Type every record exactly as it appears.

### MATERIAL FOR THE TASK

========================================

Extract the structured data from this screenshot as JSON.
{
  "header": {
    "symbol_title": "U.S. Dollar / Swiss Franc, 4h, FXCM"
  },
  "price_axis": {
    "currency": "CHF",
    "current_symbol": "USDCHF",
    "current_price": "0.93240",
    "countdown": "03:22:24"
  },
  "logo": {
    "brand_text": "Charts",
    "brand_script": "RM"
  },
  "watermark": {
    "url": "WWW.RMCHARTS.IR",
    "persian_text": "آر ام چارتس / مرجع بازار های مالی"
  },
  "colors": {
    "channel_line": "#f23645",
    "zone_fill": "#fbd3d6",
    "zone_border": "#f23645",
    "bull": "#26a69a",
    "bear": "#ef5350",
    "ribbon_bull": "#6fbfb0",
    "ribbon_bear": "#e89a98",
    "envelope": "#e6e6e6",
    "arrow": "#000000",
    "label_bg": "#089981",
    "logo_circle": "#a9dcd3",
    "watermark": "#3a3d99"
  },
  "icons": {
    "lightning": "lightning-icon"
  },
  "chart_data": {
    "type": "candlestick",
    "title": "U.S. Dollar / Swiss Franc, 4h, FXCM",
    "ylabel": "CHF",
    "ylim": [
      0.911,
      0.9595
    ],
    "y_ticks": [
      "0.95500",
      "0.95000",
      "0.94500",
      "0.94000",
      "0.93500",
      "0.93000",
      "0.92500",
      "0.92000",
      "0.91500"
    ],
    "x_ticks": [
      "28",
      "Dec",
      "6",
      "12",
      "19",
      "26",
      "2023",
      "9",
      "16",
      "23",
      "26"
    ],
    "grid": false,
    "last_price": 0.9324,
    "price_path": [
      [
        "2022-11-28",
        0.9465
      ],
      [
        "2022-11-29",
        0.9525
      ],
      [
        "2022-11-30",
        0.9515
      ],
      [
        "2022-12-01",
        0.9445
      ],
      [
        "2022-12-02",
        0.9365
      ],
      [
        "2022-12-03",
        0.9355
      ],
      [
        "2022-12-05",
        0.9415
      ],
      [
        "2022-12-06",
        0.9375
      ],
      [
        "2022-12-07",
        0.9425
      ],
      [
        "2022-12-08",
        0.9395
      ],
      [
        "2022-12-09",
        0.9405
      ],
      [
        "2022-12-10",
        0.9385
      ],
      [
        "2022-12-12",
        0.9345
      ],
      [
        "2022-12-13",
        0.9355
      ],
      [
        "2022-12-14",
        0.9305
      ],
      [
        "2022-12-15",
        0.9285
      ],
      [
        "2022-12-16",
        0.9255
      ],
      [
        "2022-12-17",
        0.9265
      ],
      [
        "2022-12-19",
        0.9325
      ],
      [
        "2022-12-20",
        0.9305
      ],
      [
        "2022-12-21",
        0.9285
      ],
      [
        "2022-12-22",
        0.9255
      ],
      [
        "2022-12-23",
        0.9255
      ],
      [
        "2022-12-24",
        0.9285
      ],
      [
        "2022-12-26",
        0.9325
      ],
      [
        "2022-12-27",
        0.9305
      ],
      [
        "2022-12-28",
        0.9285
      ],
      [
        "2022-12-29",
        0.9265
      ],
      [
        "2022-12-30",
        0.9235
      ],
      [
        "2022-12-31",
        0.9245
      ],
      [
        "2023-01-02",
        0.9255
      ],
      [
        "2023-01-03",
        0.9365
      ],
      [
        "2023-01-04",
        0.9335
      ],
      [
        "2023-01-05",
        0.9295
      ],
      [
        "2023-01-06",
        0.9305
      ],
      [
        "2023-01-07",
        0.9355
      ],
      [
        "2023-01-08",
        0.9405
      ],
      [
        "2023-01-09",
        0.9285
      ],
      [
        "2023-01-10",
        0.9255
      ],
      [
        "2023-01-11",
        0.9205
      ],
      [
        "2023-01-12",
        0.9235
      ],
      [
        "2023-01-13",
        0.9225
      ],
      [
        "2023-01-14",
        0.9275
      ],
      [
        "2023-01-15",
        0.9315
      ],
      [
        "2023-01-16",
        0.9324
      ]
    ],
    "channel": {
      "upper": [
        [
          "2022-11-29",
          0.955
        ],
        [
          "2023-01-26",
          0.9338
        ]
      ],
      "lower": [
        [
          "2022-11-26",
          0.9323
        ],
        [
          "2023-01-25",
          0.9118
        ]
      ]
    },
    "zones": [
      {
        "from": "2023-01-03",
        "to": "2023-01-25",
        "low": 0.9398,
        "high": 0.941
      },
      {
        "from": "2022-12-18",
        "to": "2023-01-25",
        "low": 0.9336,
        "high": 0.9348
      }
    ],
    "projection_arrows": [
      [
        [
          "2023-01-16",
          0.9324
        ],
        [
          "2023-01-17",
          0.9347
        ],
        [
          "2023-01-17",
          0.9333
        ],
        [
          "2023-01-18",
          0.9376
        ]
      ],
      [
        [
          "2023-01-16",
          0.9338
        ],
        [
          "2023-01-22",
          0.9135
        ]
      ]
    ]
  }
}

========================================

### TASK ANSWER
Extract the structured data from this screenshot as JSON.
{
  "header": {
    "symbol_title": "U.S. Dollar / Swiss Franc, 4h, FXCM"
  },
  "price_axis": {
    "currency": "CHF",
    "current_symbol": "USDCHF",
    "current_price": "0.93240",
    "countdown": "03:22:24"
  },
  "logo": {
    "brand_text": "Charts",
    "brand_script": "RM"
  },
  "watermark": {
    "url": "WWW.RMCHARTS.IR",
    "persian_text": "آر ام چارتس / مرجع بازار های مالی"
  },
  "colors": {
    "channel_line": "#f23645",
    "zone_fill": "#fbd3d6",
    "zone_border": "#f23645",
    "bull": "#26a69a",
    "bear": "#ef5350",
    "ribbon_bull": "#6fbfb0",
    "ribbon_bear": "#e89a98",
    "envelope": "#e6e6e6",
    "arrow": "#000000",
    "label_bg": "#089981",
    "logo_circle": "#a9dcd3",
    "watermark": "#3a3d99"
  },
  "icons": {
    "lightning": "lightning-icon"
  },
  "chart_data": {
    "type": "candlestick",
    "title": "U.S. Dollar / Swiss Franc, 4h, FXCM",
    "ylabel": "CHF",
    "ylim": [
      0.911,
      0.9595
    ],
    "y_ticks": [
      "0.95500",
      "0.95000",
      "0.94500",
      "0.94000",
      "0.93500",
      "0.93000",
      "0.92500",
      "0.92000",
      "0.91500"
    ],
    "x_ticks": [
      "28",
      "Dec",
      "6",
      "12",
      "19",
      "26",
      "2023",
      "9",
      "16",
      "23",
      "26"
    ],
    "grid": false,
    "last_price": 0.9324,
    "price_path": [
      [
        "2022-11-28",
        0.9465
      ],
      [
        "2022-11-29",
        0.9525
      ],
      [
        "2022-11-30",
        0.9515
      ],
      [
        "2022-12-01",
        0.9445
      ],
      [
        "2022-12-02",
        0.9365
      ],
      [
        "2022-12-03",
        0.9355
      ],
      [
        "2022-12-05",
        0.9415
      ],
      [
        "2022-12-06",
        0.9375
      ],
      [
        "2022-12-07",
        0.9425
      ],
      [
        "2022-12-08",
        0.9395
      ],
      [
        "2022-12-09",
        0.9405
      ],
      [
        "2022-12-10",
        0.9385
      ],
      [
        "2022-12-12",
        0.9345
      ],
      [
        "2022-12-13",
        0.9355
      ],
      [
        "2022-12-14",
        0.9305
      ],
      [
        "2022-12-15",
        0.9285
      ],
      [
        "2022-12-16",
        0.9255
      ],
      [
        "2022-12-17",
        0.9265
      ],
      [
        "2022-12-19",
        0.9325
      ],
      [
        "2022-12-20",
        0.9305
      ],
      [
        "2022-12-21",
        0.9285
      ],
      [
        "2022-12-22",
        0.9255
      ],
      [
        "2022-12-23",
        0.9255
      ],
      [
        "2022-12-24",
        0.9285
      ],
      [
        "2022-12-26",
        0.9325
      ],
      [
        "2022-12-27",
        0.9305
      ],
      [
        "2022-12-28",
        0.9285
      ],
      [
        "2022-12-29",
        0.9265
      ],
      [
        "2022-12-30",
        0.9235
      ],
      [
        "2022-12-31",
        0.9245
      ],
      [
        "2023-01-02",
        0.9255
      ],
      [
        "2023-01-03",
        0.9365
      ],
      [
        "2023-01-04",
        0.9335
      ],
      [
        "2023-01-05",
        0.9295
      ],
      [
        "2023-01-06",
        0.9305
      ],
      [
        "2023-01-07",
        0.9355
      ],
      [
        "2023-01-08",
        0.9405
      ],
      [
        "2023-01-09",
        0.9285
      ],
      [
        "2023-01-10",
        0.9255
      ],
      [
        "2023-01-11",
        0.9205
      ],
      [
        "2023-01-12",
        0.9235
      ],
      [
        "2023-01-13",
        0.9225
      ],
      [
        "2023-01-14",
        0.9275
      ],
      [
        "2023-01-15",
        0.9315
      ],
      [
        "2023-01-16",
        0.9324
      ]
    ],
    "channel": {
      "upper": [
        [
          "2022-11-29",
          0.955
        ],
        [
          "2023-01-26",
          0.9338
        ]
      ],
      "lower": [
        [
          "2022-11-26",
          0.9323
        ],
        [
          "2023-01-25",
          0.9118
        ]
      ]
    },
    "zones": [
      {
        "from": "2023-01-03",
        "to": "2023-01-25",
        "low": 0.9398,
        "high": 0.941
      },
      {
        "from": "2022-12-18",
        "to": "2023-01-25",
        "low": 0.9336,
        "high": 0.9348
      }
    ],
    "projection_arrows": [
      [
        [
          "2023-01-16",
          0.9324
        ],
        [
          "2023-01-17",
          0.9347
        ],
        [
          "2023-01-17",
          0.9333
        ],
        [
          "2023-01-18",
          0.9376
        ]
      ],
      [
        [
          "2023-01-16",
          0.9338
        ],
        [
          "2023-01-22",
          0.9135
        ]
      ]
    ]
  }
}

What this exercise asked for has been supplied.